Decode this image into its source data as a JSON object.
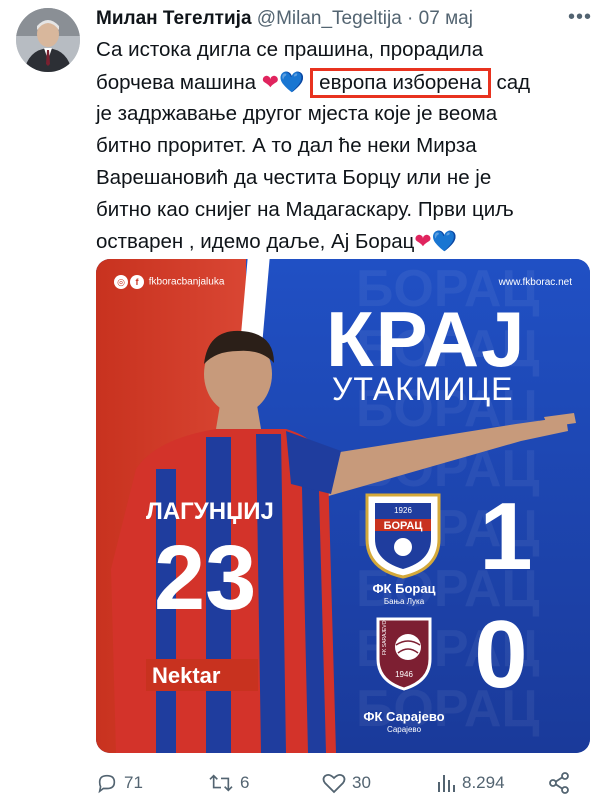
{
  "author": {
    "name": "Милан Тегелтија",
    "handle": "@Milan_Tegeltija",
    "separator": "·",
    "date": "07 мај"
  },
  "more_icon": "more-horizontal-icon",
  "text": {
    "line1": "Са истока дигла се прашина, прорадила",
    "line2_start": "борчева машина",
    "line2_highlight": "европа изборена",
    "line2_end": "сад",
    "line3": "је задржавање другог мјеста које је веома",
    "line4": "битно проритет. А то дал ће неки Мирза",
    "line5": "Варешановић да честита Борцу или не је",
    "line6": "битно као снијег на Мадагаскару. Први циљ",
    "line7_start": "остварен , идемо даље, Ај Борац",
    "heart_red": "❤",
    "heart_blue": "💙"
  },
  "media": {
    "social_handle": "fkboracbanjaluka",
    "website": "www.fkborac.net",
    "title": "КРАЈ",
    "subtitle": "УТАКМИЦЕ",
    "player_name": "ЛАГУНЏИЈ",
    "player_number": "23",
    "sponsor": "Nektar",
    "home_team": "ФК Борац",
    "home_city": "Бања Лука",
    "home_score": "1",
    "away_team": "ФК Сарајево",
    "away_city": "Сарајево",
    "away_score": "0",
    "crest_home_year": "1926",
    "crest_home_label": "БОРАЦ",
    "crest_away_year": "1946",
    "crest_away_label": "FK SARAJEVO",
    "watermark": "БОРАЦ"
  },
  "actions": {
    "replies": "71",
    "reposts": "6",
    "likes": "30",
    "views": "8.294"
  },
  "colors": {
    "highlight_border": "#e8321f",
    "secondary_text": "#536471",
    "club_red": "#c8321f",
    "club_blue": "#1e3f9e"
  }
}
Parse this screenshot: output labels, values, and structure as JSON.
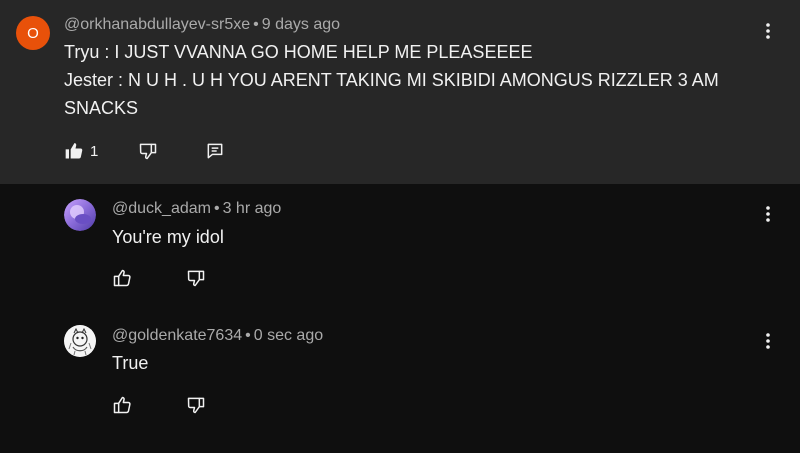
{
  "parent": {
    "avatar_letter": "O",
    "author": "@orkhanabdullayev-sr5xe",
    "separator": "•",
    "time": "9 days ago",
    "lines": [
      "Tryu : I JUST VVANNA GO HOME HELP ME PLEASEEEE",
      "Jester : N U H . U H YOU ARENT TAKING MI SKIBIDI AMONGUS RIZZLER 3 AM",
      "SNACKS"
    ],
    "like_count": "1"
  },
  "replies": [
    {
      "author": "@duck_adam",
      "separator": "•",
      "time": "3 hr ago",
      "text": "You're my idol"
    },
    {
      "author": "@goldenkate7634",
      "separator": "•",
      "time": "0 sec ago",
      "text": "True"
    }
  ],
  "colors": {
    "background": "#0f0f0f",
    "highlight_background": "#272727",
    "avatar_orange": "#e8510a",
    "meta_text": "#aaaaaa",
    "primary_text": "#f1f1f1"
  },
  "icons": [
    "like-filled-icon",
    "like-outline-icon",
    "dislike-icon",
    "reply-icon",
    "more-vertical-icon"
  ]
}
********************
● BRIEF: Repeat the data in full and exactly. Omit pictures.

● SOLUTION TO THIS PROBLEM:
Decode this image into its source data as a JSON object.
{
  "author": {
    "name": "Милан Тегелтија",
    "handle": "@Milan_Tegeltija",
    "separator": "·",
    "date": "07 мај"
  },
  "more_icon": "more-horizontal-icon",
  "text": {
    "line1": "Са истока дигла се прашина, прорадила",
    "line2_start": "борчева машина",
    "line2_highlight": "европа изборена",
    "line2_end": "сад",
    "line3": "је задржавање другог мјеста које је веома",
    "line4": "битно проритет. А то дал ће неки Мирза",
    "line5": "Варешановић да честита Борцу или не је",
    "line6": "битно као снијег на Мадагаскару. Први циљ",
    "line7_start": "остварен , идемо даље, Ај Борац",
    "heart_red": "❤",
    "heart_blue": "💙"
  },
  "media": {
    "social_handle": "fkboracbanjaluka",
    "website": "www.fkborac.net",
    "title": "КРАЈ",
    "subtitle": "УТАКМИЦЕ",
    "player_name": "ЛАГУНЏИЈ",
    "player_number": "23",
    "sponsor": "Nektar",
    "home_team": "ФК Борац",
    "home_city": "Бања Лука",
    "home_score": "1",
    "away_team": "ФК Сарајево",
    "away_city": "Сарајево",
    "away_score": "0",
    "crest_home_year": "1926",
    "crest_home_label": "БОРАЦ",
    "crest_away_year": "1946",
    "crest_away_label": "FK SARAJEVO",
    "watermark": "БОРАЦ"
  },
  "actions": {
    "replies": "71",
    "reposts": "6",
    "likes": "30",
    "views": "8.294"
  },
  "colors": {
    "highlight_border": "#e8321f",
    "secondary_text": "#536471",
    "club_red": "#c8321f",
    "club_blue": "#1e3f9e"
  }
}
Parse this screenshot: output labels, values, and structure as JSON.
{
  "parent": {
    "avatar_letter": "O",
    "author": "@orkhanabdullayev-sr5xe",
    "separator": "•",
    "time": "9 days ago",
    "lines": [
      "Tryu : I JUST VVANNA GO HOME HELP ME PLEASEEEE",
      "Jester : N U H . U H YOU ARENT TAKING MI SKIBIDI AMONGUS RIZZLER 3 AM",
      "SNACKS"
    ],
    "like_count": "1"
  },
  "replies": [
    {
      "author": "@duck_adam",
      "separator": "•",
      "time": "3 hr ago",
      "text": "You're my idol"
    },
    {
      "author": "@goldenkate7634",
      "separator": "•",
      "time": "0 sec ago",
      "text": "True"
    }
  ],
  "colors": {
    "background": "#0f0f0f",
    "highlight_background": "#272727",
    "avatar_orange": "#e8510a",
    "meta_text": "#aaaaaa",
    "primary_text": "#f1f1f1"
  },
  "icons": [
    "like-filled-icon",
    "like-outline-icon",
    "dislike-icon",
    "reply-icon",
    "more-vertical-icon"
  ]
}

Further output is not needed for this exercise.